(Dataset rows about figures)
((

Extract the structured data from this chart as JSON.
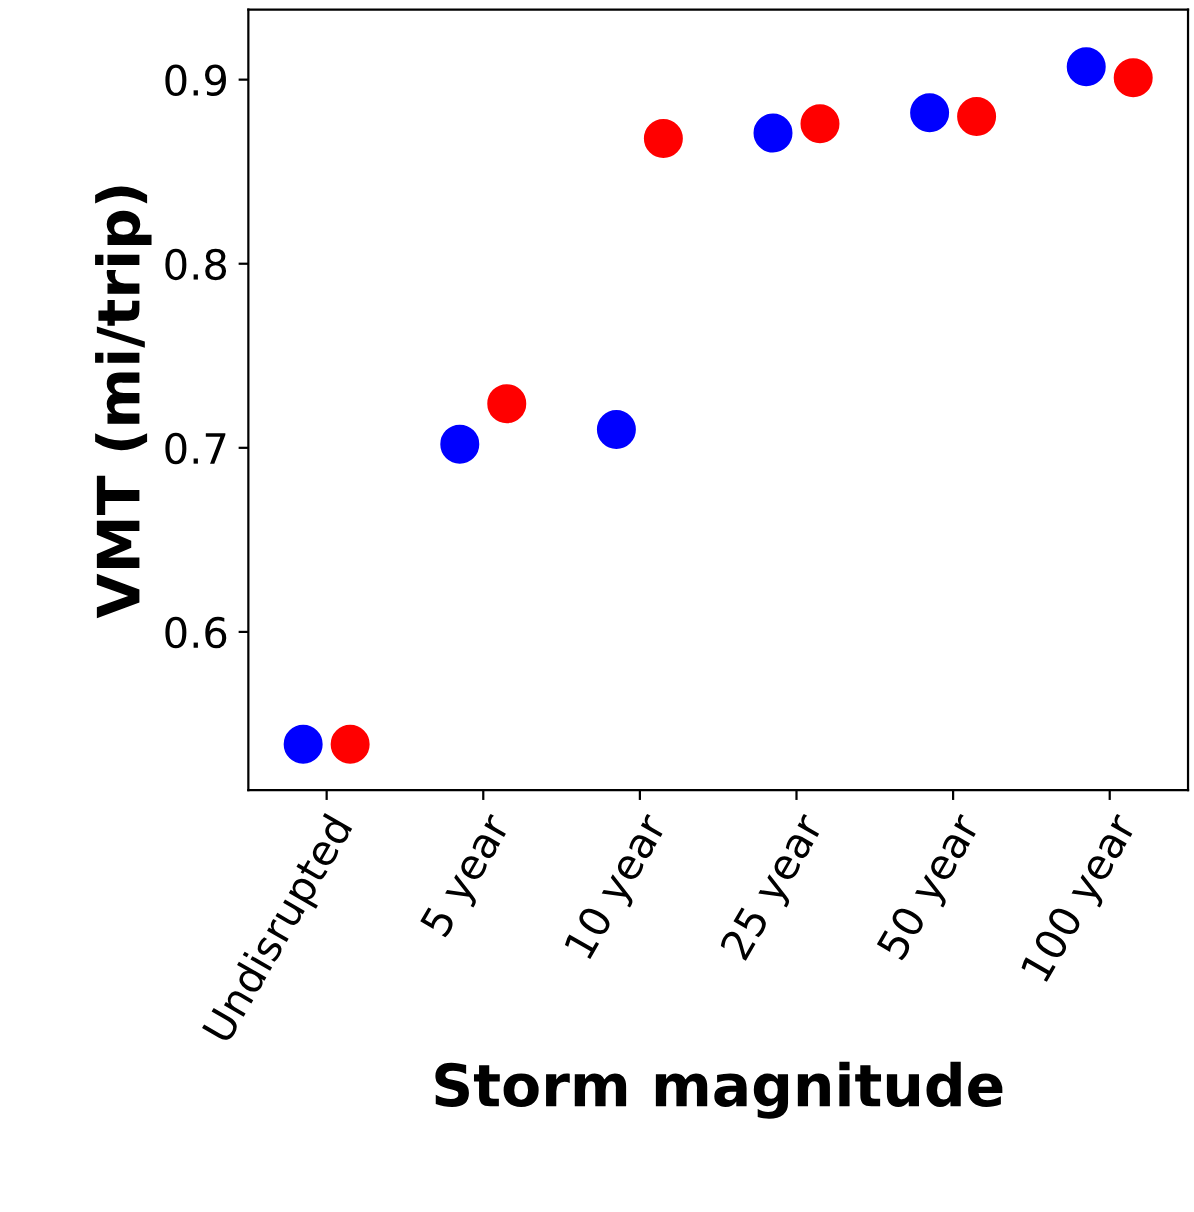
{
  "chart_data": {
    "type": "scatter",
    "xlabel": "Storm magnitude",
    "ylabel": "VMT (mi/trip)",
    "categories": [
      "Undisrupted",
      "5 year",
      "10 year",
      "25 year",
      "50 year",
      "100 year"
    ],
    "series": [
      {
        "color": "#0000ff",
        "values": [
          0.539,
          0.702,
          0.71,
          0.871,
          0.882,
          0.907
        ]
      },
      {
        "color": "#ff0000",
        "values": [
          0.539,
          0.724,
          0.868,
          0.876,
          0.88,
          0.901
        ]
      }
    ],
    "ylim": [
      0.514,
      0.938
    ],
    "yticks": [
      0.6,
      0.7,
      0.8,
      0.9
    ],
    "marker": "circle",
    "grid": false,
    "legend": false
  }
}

))
((

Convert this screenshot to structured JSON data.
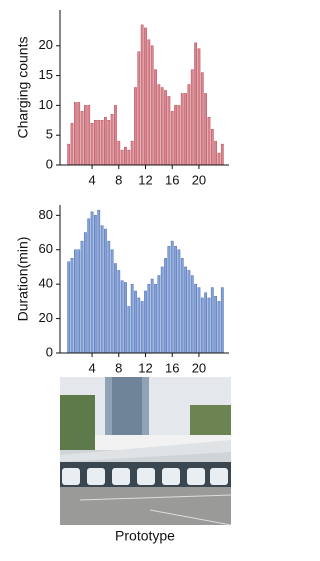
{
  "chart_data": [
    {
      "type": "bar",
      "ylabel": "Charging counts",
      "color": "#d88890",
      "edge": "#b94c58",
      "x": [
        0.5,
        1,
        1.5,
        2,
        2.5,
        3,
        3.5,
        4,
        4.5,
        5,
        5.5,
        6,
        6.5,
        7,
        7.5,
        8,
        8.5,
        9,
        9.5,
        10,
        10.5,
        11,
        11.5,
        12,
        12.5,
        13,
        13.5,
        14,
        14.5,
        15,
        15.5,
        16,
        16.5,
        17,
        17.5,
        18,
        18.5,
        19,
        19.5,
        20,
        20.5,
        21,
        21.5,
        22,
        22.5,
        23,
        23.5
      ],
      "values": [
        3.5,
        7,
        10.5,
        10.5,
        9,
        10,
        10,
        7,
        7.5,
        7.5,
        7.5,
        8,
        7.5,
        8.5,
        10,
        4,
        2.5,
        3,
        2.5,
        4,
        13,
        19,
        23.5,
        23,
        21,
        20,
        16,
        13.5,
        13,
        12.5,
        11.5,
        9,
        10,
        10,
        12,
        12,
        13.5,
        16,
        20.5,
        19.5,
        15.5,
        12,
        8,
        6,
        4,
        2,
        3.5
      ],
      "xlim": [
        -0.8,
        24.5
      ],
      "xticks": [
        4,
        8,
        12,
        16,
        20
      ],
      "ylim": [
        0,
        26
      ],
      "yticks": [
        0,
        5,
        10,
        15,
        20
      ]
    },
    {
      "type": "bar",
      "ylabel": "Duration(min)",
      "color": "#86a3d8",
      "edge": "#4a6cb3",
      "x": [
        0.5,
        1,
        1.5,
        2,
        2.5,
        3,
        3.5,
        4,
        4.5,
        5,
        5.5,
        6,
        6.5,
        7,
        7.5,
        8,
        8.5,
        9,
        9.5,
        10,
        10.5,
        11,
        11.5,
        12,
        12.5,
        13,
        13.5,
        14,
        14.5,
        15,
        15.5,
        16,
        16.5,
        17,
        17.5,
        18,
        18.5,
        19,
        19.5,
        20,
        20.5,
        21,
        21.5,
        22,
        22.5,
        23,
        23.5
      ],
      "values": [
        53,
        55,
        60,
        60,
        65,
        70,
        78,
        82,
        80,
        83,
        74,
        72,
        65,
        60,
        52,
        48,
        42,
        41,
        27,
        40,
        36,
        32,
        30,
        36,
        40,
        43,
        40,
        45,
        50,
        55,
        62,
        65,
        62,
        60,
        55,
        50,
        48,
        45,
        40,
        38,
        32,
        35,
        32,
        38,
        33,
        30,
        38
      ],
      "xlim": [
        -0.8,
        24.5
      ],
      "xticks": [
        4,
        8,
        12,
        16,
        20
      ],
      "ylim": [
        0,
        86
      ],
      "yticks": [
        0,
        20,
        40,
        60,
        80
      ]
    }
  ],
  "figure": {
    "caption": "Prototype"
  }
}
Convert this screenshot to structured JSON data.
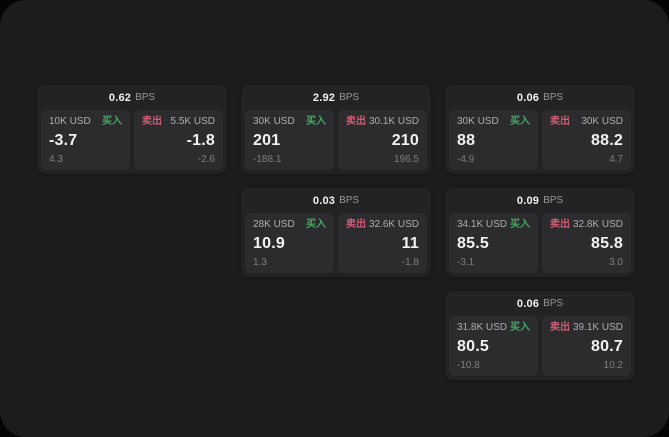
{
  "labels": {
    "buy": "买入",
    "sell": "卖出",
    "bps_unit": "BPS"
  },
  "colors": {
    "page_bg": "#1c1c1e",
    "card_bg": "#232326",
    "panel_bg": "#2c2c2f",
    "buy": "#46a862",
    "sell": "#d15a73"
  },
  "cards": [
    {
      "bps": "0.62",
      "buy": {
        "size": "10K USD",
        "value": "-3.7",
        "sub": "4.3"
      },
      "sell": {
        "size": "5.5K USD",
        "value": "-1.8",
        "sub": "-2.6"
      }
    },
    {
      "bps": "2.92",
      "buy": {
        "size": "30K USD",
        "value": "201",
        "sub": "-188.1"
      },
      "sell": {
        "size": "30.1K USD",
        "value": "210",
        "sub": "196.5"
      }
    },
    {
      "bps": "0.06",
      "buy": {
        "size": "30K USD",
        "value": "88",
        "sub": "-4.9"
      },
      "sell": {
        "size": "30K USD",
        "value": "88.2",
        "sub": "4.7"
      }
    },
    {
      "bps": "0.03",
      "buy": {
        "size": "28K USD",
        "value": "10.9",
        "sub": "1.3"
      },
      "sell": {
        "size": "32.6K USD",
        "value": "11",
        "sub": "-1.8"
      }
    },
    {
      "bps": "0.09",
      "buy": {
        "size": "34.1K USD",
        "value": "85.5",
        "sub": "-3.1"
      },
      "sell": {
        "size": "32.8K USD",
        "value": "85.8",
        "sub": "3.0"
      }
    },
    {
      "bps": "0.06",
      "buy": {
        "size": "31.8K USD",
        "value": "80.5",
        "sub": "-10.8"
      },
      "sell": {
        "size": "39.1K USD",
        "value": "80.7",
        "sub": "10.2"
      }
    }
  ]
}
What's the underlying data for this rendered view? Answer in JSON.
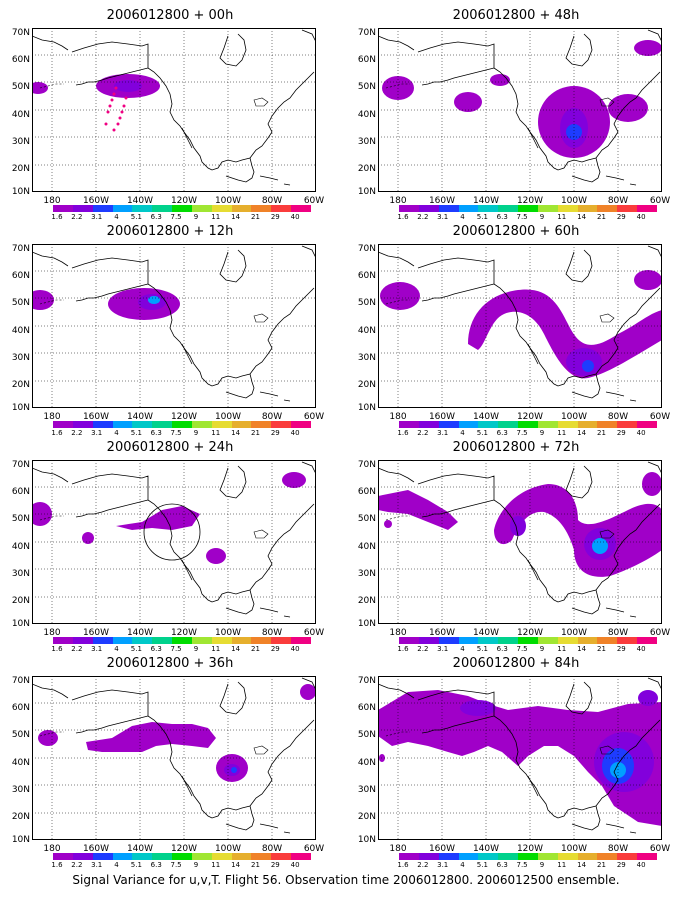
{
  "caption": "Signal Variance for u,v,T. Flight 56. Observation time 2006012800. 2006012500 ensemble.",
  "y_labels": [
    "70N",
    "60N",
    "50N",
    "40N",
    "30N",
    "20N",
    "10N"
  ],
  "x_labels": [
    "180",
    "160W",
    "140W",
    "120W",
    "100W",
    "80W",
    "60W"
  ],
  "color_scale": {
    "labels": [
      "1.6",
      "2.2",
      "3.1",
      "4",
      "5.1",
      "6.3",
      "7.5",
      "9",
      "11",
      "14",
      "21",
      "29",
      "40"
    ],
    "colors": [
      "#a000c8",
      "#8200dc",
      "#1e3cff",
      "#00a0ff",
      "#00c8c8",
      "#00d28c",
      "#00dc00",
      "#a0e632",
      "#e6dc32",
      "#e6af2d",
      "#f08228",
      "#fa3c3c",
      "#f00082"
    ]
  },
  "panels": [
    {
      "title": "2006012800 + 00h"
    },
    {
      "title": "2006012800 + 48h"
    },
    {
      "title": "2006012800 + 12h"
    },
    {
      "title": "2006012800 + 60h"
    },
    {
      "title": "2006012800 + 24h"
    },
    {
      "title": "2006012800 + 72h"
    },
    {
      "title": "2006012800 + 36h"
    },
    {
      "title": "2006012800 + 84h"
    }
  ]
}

))

- Problem details -
In the entries above, find every line with the word "this" and list it.

- Written response -
Extract the structured data from this chart as JSON.
Convert this screenshot to structured JSON data.
Convert this screenshot to structured JSON data.
What's the underlying data for this rendered view? Answer in JSON.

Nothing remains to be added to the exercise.